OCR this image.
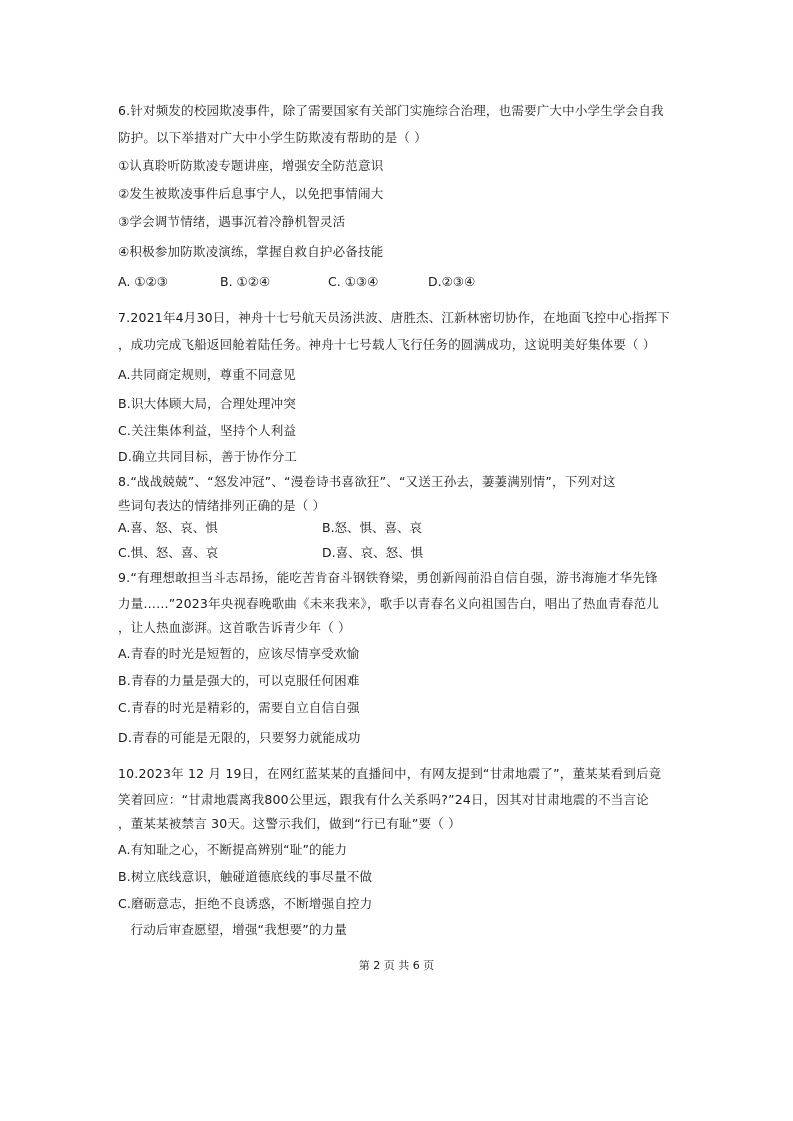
6.针对频发的校园欺凌事件，除了需要国家有关部门实施综合治理，也需要广大中小学生学会自我
防护。以下举措对广大中小学生防欺凌有帮助的是（ ）
①认真聆听防欺凌专题讲座，增强安全防范意识
②发生被欺凌事件后息事宁人，以免把事情闹大
③学会调节情绪，遇事沉着冷静机智灵活
④积极参加防欺凌演练，掌握自救自护必备技能
A. ①②③	B. ①②④	C. ①③④	D.②③④
7.2021年4月30日，神舟十七号航天员汤洪波、唐胜杰、江新林密切协作，在地面飞控中心指挥下
，成功完成飞船返回舱着陆任务。神舟十七号载人飞行任务的圆满成功，这说明美好集体要（ ）
A.共同商定规则，尊重不同意见
B.识大体顾大局，合理处理冲突
C.关注集体利益，坚持个人利益
D.确立共同目标，善于协作分工
8.“战战兢兢”、“怒发冲冠”、“漫卷诗书喜欲狂”、“又送王孙去，萋萋满别情”，下列对这
些词句表达的情绪排列正确的是（ ）
A.喜、怒、哀、惧	B.怒、惧、喜、哀
C.惧、怒、喜、哀	D.喜、哀、怒、惧
9.“有理想敢担当斗志昂扬，能吃苦肯奋斗钢铁脊梁，勇创新闯前沿自信自强，游书海施才华先锋
力量……”2023年央视春晚歌曲《未来我来》，歌手以青春名义向祖国告白，唱出了热血青春范儿
，让人热血澎湃。这首歌告诉青少年（ ）
A.青春的时光是短暂的，应该尽情享受欢愉
B.青春的力量是强大的，可以克服任何困难
C.青春的时光是精彩的，需要自立自信自强
D.青春的可能是无限的，只要努力就能成功
10.2023年 12 月 19日，在网红蓝某某的直播间中，有网友提到“甘肃地震了”，董某某看到后竟
笑着回应：“甘肃地震离我800公里远，跟我有什么关系吗?”24日，因其对甘肃地震的不当言论
，董某某被禁言 30天。这警示我们，做到“行已有耻”要（ ）
A.有知耻之心，不断提高辨别“耻”的能力
B.树立底线意识，触碰道德底线的事尽量不做
C.磨砺意志，拒绝不良诱惑，不断增强自控力
行动后审查愿望，增强“我想要”的力量
第 2 页 共 6 页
————————
Can you restate all the records above word for word while dropping the pictures?

OCR this image.
6.针对频发的校园欺凌事件，除了需要国家有关部门实施综合治理，也需要广大中小学生学会自我
防护。以下举措对广大中小学生防欺凌有帮助的是（ ）
①认真聆听防欺凌专题讲座，增强安全防范意识
②发生被欺凌事件后息事宁人，以免把事情闹大
③学会调节情绪，遇事沉着冷静机智灵活
④积极参加防欺凌演练，掌握自救自护必备技能
A. ①②③	B. ①②④	C. ①③④	D.②③④
7.2021年4月30日，神舟十七号航天员汤洪波、唐胜杰、江新林密切协作，在地面飞控中心指挥下
，成功完成飞船返回舱着陆任务。神舟十七号载人飞行任务的圆满成功，这说明美好集体要（ ）
A.共同商定规则，尊重不同意见
B.识大体顾大局，合理处理冲突
C.关注集体利益，坚持个人利益
D.确立共同目标，善于协作分工
8.“战战兢兢”、“怒发冲冠”、“漫卷诗书喜欲狂”、“又送王孙去，萋萋满别情”，下列对这
些词句表达的情绪排列正确的是（ ）
A.喜、怒、哀、惧	B.怒、惧、喜、哀
C.惧、怒、喜、哀	D.喜、哀、怒、惧
9.“有理想敢担当斗志昂扬，能吃苦肯奋斗钢铁脊梁，勇创新闯前沿自信自强，游书海施才华先锋
力量……”2023年央视春晚歌曲《未来我来》，歌手以青春名义向祖国告白，唱出了热血青春范儿
，让人热血澎湃。这首歌告诉青少年（ ）
A.青春的时光是短暂的，应该尽情享受欢愉
B.青春的力量是强大的，可以克服任何困难
C.青春的时光是精彩的，需要自立自信自强
D.青春的可能是无限的，只要努力就能成功
10.2023年 12 月 19日，在网红蓝某某的直播间中，有网友提到“甘肃地震了”，董某某看到后竟
笑着回应：“甘肃地震离我800公里远，跟我有什么关系吗?”24日，因其对甘肃地震的不当言论
，董某某被禁言 30天。这警示我们，做到“行已有耻”要（ ）
A.有知耻之心，不断提高辨别“耻”的能力
B.树立底线意识，触碰道德底线的事尽量不做
C.磨砺意志，拒绝不良诱惑，不断增强自控力
行动后审查愿望，增强“我想要”的力量
第 2 页 共 6 页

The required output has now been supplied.